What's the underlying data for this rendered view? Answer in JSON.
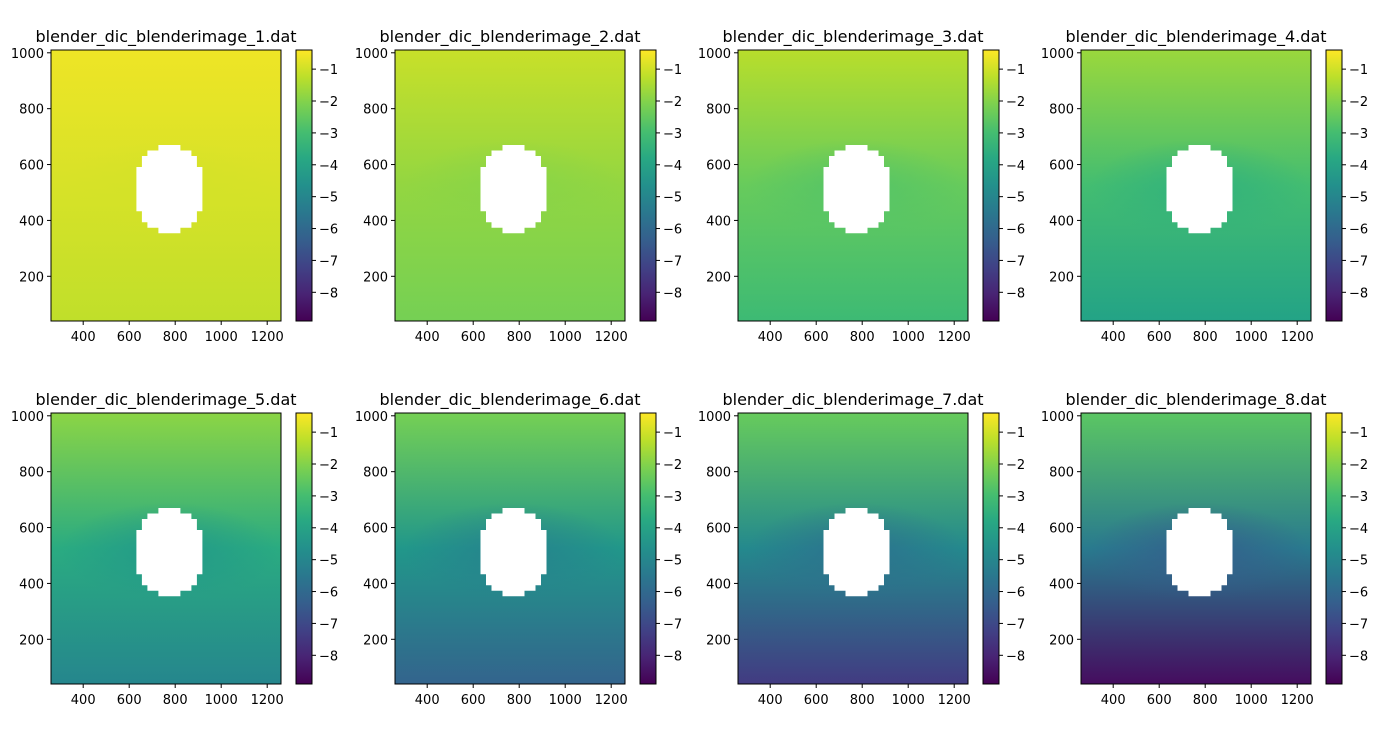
{
  "chart_data": [
    {
      "type": "heatmap",
      "title": "blender_dic_blenderimage_1.dat",
      "xlim": [
        260,
        1260
      ],
      "ylim": [
        40,
        1010
      ],
      "xticks": [
        400,
        600,
        800,
        1000,
        1200
      ],
      "yticks": [
        200,
        400,
        600,
        800,
        1000
      ],
      "colorbar": {
        "range": [
          -8.9,
          -0.4
        ],
        "ticks": [
          -1,
          -2,
          -3,
          -4,
          -5,
          -6,
          -7,
          -8
        ]
      },
      "field": {
        "top": -0.6,
        "mid": -0.9,
        "bottom": -1.2,
        "center_drop": 0.05
      },
      "hole": {
        "center": [
          775,
          515
        ],
        "radius_x": 155,
        "radius_y": 155
      }
    },
    {
      "type": "heatmap",
      "title": "blender_dic_blenderimage_2.dat",
      "xlim": [
        260,
        1260
      ],
      "ylim": [
        40,
        1010
      ],
      "xticks": [
        400,
        600,
        800,
        1000,
        1200
      ],
      "yticks": [
        200,
        400,
        600,
        800,
        1000
      ],
      "colorbar": {
        "range": [
          -8.9,
          -0.4
        ],
        "ticks": [
          -1,
          -2,
          -3,
          -4,
          -5,
          -6,
          -7,
          -8
        ]
      },
      "field": {
        "top": -1.1,
        "mid": -1.8,
        "bottom": -2.2,
        "center_drop": 0.15
      },
      "hole": {
        "center": [
          775,
          515
        ],
        "radius_x": 155,
        "radius_y": 155
      }
    },
    {
      "type": "heatmap",
      "title": "blender_dic_blenderimage_3.dat",
      "xlim": [
        260,
        1260
      ],
      "ylim": [
        40,
        1010
      ],
      "xticks": [
        400,
        600,
        800,
        1000,
        1200
      ],
      "yticks": [
        200,
        400,
        600,
        800,
        1000
      ],
      "colorbar": {
        "range": [
          -8.9,
          -0.4
        ],
        "ticks": [
          -1,
          -2,
          -3,
          -4,
          -5,
          -6,
          -7,
          -8
        ]
      },
      "field": {
        "top": -1.3,
        "mid": -2.4,
        "bottom": -3.1,
        "center_drop": 0.35
      },
      "hole": {
        "center": [
          775,
          515
        ],
        "radius_x": 155,
        "radius_y": 155
      }
    },
    {
      "type": "heatmap",
      "title": "blender_dic_blenderimage_4.dat",
      "xlim": [
        260,
        1260
      ],
      "ylim": [
        40,
        1010
      ],
      "xticks": [
        400,
        600,
        800,
        1000,
        1200
      ],
      "yticks": [
        200,
        400,
        600,
        800,
        1000
      ],
      "colorbar": {
        "range": [
          -8.9,
          -0.4
        ],
        "ticks": [
          -1,
          -2,
          -3,
          -4,
          -5,
          -6,
          -7,
          -8
        ]
      },
      "field": {
        "top": -1.7,
        "mid": -3.0,
        "bottom": -4.0,
        "center_drop": 0.5
      },
      "hole": {
        "center": [
          775,
          515
        ],
        "radius_x": 155,
        "radius_y": 155
      }
    },
    {
      "type": "heatmap",
      "title": "blender_dic_blenderimage_5.dat",
      "xlim": [
        260,
        1260
      ],
      "ylim": [
        40,
        1010
      ],
      "xticks": [
        400,
        600,
        800,
        1000,
        1200
      ],
      "yticks": [
        200,
        400,
        600,
        800,
        1000
      ],
      "colorbar": {
        "range": [
          -8.9,
          -0.4
        ],
        "ticks": [
          -1,
          -2,
          -3,
          -4,
          -5,
          -6,
          -7,
          -8
        ]
      },
      "field": {
        "top": -1.9,
        "mid": -3.7,
        "bottom": -5.0,
        "center_drop": 0.7
      },
      "hole": {
        "center": [
          775,
          515
        ],
        "radius_x": 155,
        "radius_y": 155
      }
    },
    {
      "type": "heatmap",
      "title": "blender_dic_blenderimage_6.dat",
      "xlim": [
        260,
        1260
      ],
      "ylim": [
        40,
        1010
      ],
      "xticks": [
        400,
        600,
        800,
        1000,
        1200
      ],
      "yticks": [
        200,
        400,
        600,
        800,
        1000
      ],
      "colorbar": {
        "range": [
          -8.9,
          -0.4
        ],
        "ticks": [
          -1,
          -2,
          -3,
          -4,
          -5,
          -6,
          -7,
          -8
        ]
      },
      "field": {
        "top": -2.2,
        "mid": -4.4,
        "bottom": -6.2,
        "center_drop": 0.8
      },
      "hole": {
        "center": [
          775,
          515
        ],
        "radius_x": 155,
        "radius_y": 155
      }
    },
    {
      "type": "heatmap",
      "title": "blender_dic_blenderimage_7.dat",
      "xlim": [
        260,
        1260
      ],
      "ylim": [
        40,
        1010
      ],
      "xticks": [
        400,
        600,
        800,
        1000,
        1200
      ],
      "yticks": [
        200,
        400,
        600,
        800,
        1000
      ],
      "colorbar": {
        "range": [
          -8.9,
          -0.4
        ],
        "ticks": [
          -1,
          -2,
          -3,
          -4,
          -5,
          -6,
          -7,
          -8
        ]
      },
      "field": {
        "top": -2.4,
        "mid": -4.9,
        "bottom": -7.4,
        "center_drop": 0.9
      },
      "hole": {
        "center": [
          775,
          515
        ],
        "radius_x": 155,
        "radius_y": 155
      }
    },
    {
      "type": "heatmap",
      "title": "blender_dic_blenderimage_8.dat",
      "xlim": [
        260,
        1260
      ],
      "ylim": [
        40,
        1010
      ],
      "xticks": [
        400,
        600,
        800,
        1000,
        1200
      ],
      "yticks": [
        200,
        400,
        600,
        800,
        1000
      ],
      "colorbar": {
        "range": [
          -8.9,
          -0.4
        ],
        "ticks": [
          -1,
          -2,
          -3,
          -4,
          -5,
          -6,
          -7,
          -8
        ]
      },
      "field": {
        "top": -2.6,
        "mid": -5.4,
        "bottom": -8.6,
        "center_drop": 1.0
      },
      "hole": {
        "center": [
          775,
          515
        ],
        "radius_x": 155,
        "radius_y": 155
      }
    }
  ]
}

- _Given exercise_
Repeat each record exactly as shown above, dropping all images.

- _Answer to the exercise_
What's the underlying data for this rendered view? Answer in JSON.
{
  "chart_data": [
    {
      "type": "heatmap",
      "title": "blender_dic_blenderimage_1.dat",
      "xlim": [
        260,
        1260
      ],
      "ylim": [
        40,
        1010
      ],
      "xticks": [
        400,
        600,
        800,
        1000,
        1200
      ],
      "yticks": [
        200,
        400,
        600,
        800,
        1000
      ],
      "colorbar": {
        "range": [
          -8.9,
          -0.4
        ],
        "ticks": [
          -1,
          -2,
          -3,
          -4,
          -5,
          -6,
          -7,
          -8
        ]
      },
      "field": {
        "top": -0.6,
        "mid": -0.9,
        "bottom": -1.2,
        "center_drop": 0.05
      },
      "hole": {
        "center": [
          775,
          515
        ],
        "radius_x": 155,
        "radius_y": 155
      }
    },
    {
      "type": "heatmap",
      "title": "blender_dic_blenderimage_2.dat",
      "xlim": [
        260,
        1260
      ],
      "ylim": [
        40,
        1010
      ],
      "xticks": [
        400,
        600,
        800,
        1000,
        1200
      ],
      "yticks": [
        200,
        400,
        600,
        800,
        1000
      ],
      "colorbar": {
        "range": [
          -8.9,
          -0.4
        ],
        "ticks": [
          -1,
          -2,
          -3,
          -4,
          -5,
          -6,
          -7,
          -8
        ]
      },
      "field": {
        "top": -1.1,
        "mid": -1.8,
        "bottom": -2.2,
        "center_drop": 0.15
      },
      "hole": {
        "center": [
          775,
          515
        ],
        "radius_x": 155,
        "radius_y": 155
      }
    },
    {
      "type": "heatmap",
      "title": "blender_dic_blenderimage_3.dat",
      "xlim": [
        260,
        1260
      ],
      "ylim": [
        40,
        1010
      ],
      "xticks": [
        400,
        600,
        800,
        1000,
        1200
      ],
      "yticks": [
        200,
        400,
        600,
        800,
        1000
      ],
      "colorbar": {
        "range": [
          -8.9,
          -0.4
        ],
        "ticks": [
          -1,
          -2,
          -3,
          -4,
          -5,
          -6,
          -7,
          -8
        ]
      },
      "field": {
        "top": -1.3,
        "mid": -2.4,
        "bottom": -3.1,
        "center_drop": 0.35
      },
      "hole": {
        "center": [
          775,
          515
        ],
        "radius_x": 155,
        "radius_y": 155
      }
    },
    {
      "type": "heatmap",
      "title": "blender_dic_blenderimage_4.dat",
      "xlim": [
        260,
        1260
      ],
      "ylim": [
        40,
        1010
      ],
      "xticks": [
        400,
        600,
        800,
        1000,
        1200
      ],
      "yticks": [
        200,
        400,
        600,
        800,
        1000
      ],
      "colorbar": {
        "range": [
          -8.9,
          -0.4
        ],
        "ticks": [
          -1,
          -2,
          -3,
          -4,
          -5,
          -6,
          -7,
          -8
        ]
      },
      "field": {
        "top": -1.7,
        "mid": -3.0,
        "bottom": -4.0,
        "center_drop": 0.5
      },
      "hole": {
        "center": [
          775,
          515
        ],
        "radius_x": 155,
        "radius_y": 155
      }
    },
    {
      "type": "heatmap",
      "title": "blender_dic_blenderimage_5.dat",
      "xlim": [
        260,
        1260
      ],
      "ylim": [
        40,
        1010
      ],
      "xticks": [
        400,
        600,
        800,
        1000,
        1200
      ],
      "yticks": [
        200,
        400,
        600,
        800,
        1000
      ],
      "colorbar": {
        "range": [
          -8.9,
          -0.4
        ],
        "ticks": [
          -1,
          -2,
          -3,
          -4,
          -5,
          -6,
          -7,
          -8
        ]
      },
      "field": {
        "top": -1.9,
        "mid": -3.7,
        "bottom": -5.0,
        "center_drop": 0.7
      },
      "hole": {
        "center": [
          775,
          515
        ],
        "radius_x": 155,
        "radius_y": 155
      }
    },
    {
      "type": "heatmap",
      "title": "blender_dic_blenderimage_6.dat",
      "xlim": [
        260,
        1260
      ],
      "ylim": [
        40,
        1010
      ],
      "xticks": [
        400,
        600,
        800,
        1000,
        1200
      ],
      "yticks": [
        200,
        400,
        600,
        800,
        1000
      ],
      "colorbar": {
        "range": [
          -8.9,
          -0.4
        ],
        "ticks": [
          -1,
          -2,
          -3,
          -4,
          -5,
          -6,
          -7,
          -8
        ]
      },
      "field": {
        "top": -2.2,
        "mid": -4.4,
        "bottom": -6.2,
        "center_drop": 0.8
      },
      "hole": {
        "center": [
          775,
          515
        ],
        "radius_x": 155,
        "radius_y": 155
      }
    },
    {
      "type": "heatmap",
      "title": "blender_dic_blenderimage_7.dat",
      "xlim": [
        260,
        1260
      ],
      "ylim": [
        40,
        1010
      ],
      "xticks": [
        400,
        600,
        800,
        1000,
        1200
      ],
      "yticks": [
        200,
        400,
        600,
        800,
        1000
      ],
      "colorbar": {
        "range": [
          -8.9,
          -0.4
        ],
        "ticks": [
          -1,
          -2,
          -3,
          -4,
          -5,
          -6,
          -7,
          -8
        ]
      },
      "field": {
        "top": -2.4,
        "mid": -4.9,
        "bottom": -7.4,
        "center_drop": 0.9
      },
      "hole": {
        "center": [
          775,
          515
        ],
        "radius_x": 155,
        "radius_y": 155
      }
    },
    {
      "type": "heatmap",
      "title": "blender_dic_blenderimage_8.dat",
      "xlim": [
        260,
        1260
      ],
      "ylim": [
        40,
        1010
      ],
      "xticks": [
        400,
        600,
        800,
        1000,
        1200
      ],
      "yticks": [
        200,
        400,
        600,
        800,
        1000
      ],
      "colorbar": {
        "range": [
          -8.9,
          -0.4
        ],
        "ticks": [
          -1,
          -2,
          -3,
          -4,
          -5,
          -6,
          -7,
          -8
        ]
      },
      "field": {
        "top": -2.6,
        "mid": -5.4,
        "bottom": -8.6,
        "center_drop": 1.0
      },
      "hole": {
        "center": [
          775,
          515
        ],
        "radius_x": 155,
        "radius_y": 155
      }
    }
  ]
}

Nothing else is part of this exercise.